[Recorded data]
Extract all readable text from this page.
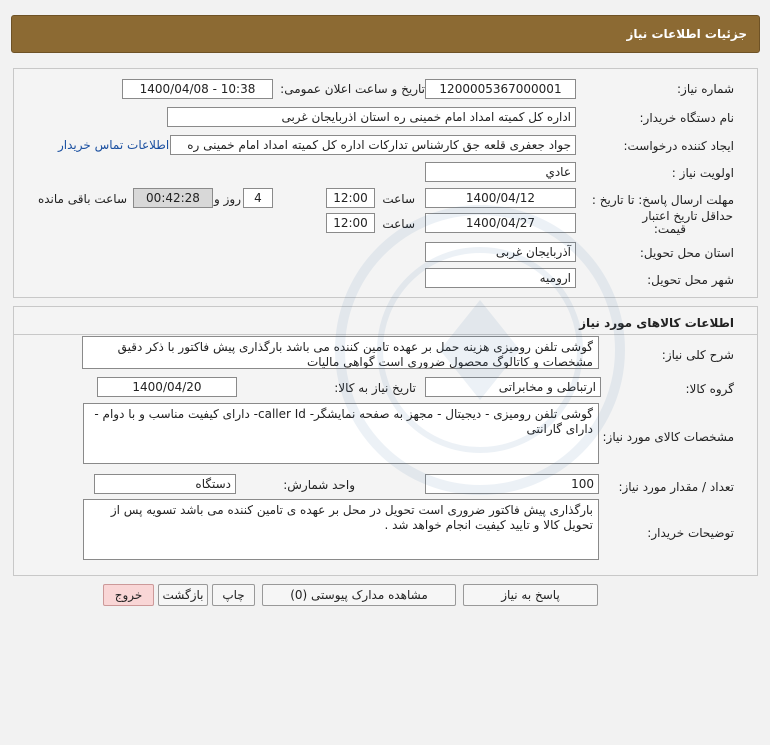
جزئیات اطلاعات نیاز
شماره نیاز:
1200005367000001
تاریخ و ساعت اعلان عمومی:
1400/04/08 - 10:38
نام دستگاه خریدار:
اداره کل کمیته امداد امام خمینی ره استان اذربایجان غربی
ایجاد کننده درخواست:
جواد جعفری قلعه جق کارشناس تدارکات اداره کل کمیته امداد امام خمینی ره
اطلاعات تماس خریدار
اولویت نیاز :
عادي
مهلت ارسال پاسخ: تا تاریخ :
1400/04/12
ساعت
12:00
4
روز و
00:42:28
ساعت باقی مانده
حداقل تاریخ اعتبار
قیمت:
1400/04/27
ساعت
12:00
استان محل تحویل:
آذربایجان غربی
شهر محل تحویل:
ارومیه
اطلاعات کالاهای مورد نیاز
شرح کلی نیاز:
گوشی تلفن رومیزی هزینه حمل بر عهده تامین کننده می باشد بارگذاری پیش فاکتور با ذکر دقیق مشخصات و کاتالوگ محصول ضروری است گواهی مالیات
گروه کالا:
ارتباطی و مخابراتی
تاریخ نیاز به کالا:
1400/04/20
مشخصات کالای مورد نیاز:
گوشی تلفن رومیزی - دیجیتال - مجهز به صفحه نمایشگر- caller Id- دارای کیفیت مناسب و با دوام - دارای گارانتی
تعداد / مقدار مورد نیاز:
100
واحد شمارش:
دستگاه
توضیحات خریدار:
بارگذاری پیش فاکتور ضروری است تحویل در محل بر عهده ی تامین کننده می باشد تسویه پس از تحویل کالا و تایید کیفیت انجام خواهد شد .
پاسخ به نیاز
مشاهده مدارک پیوستی (0)
چاپ
بازگشت
خروج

EXERCISE: Return only the count of lines in the records that hold the word "کمیته".

RIGHT ANSWER: 2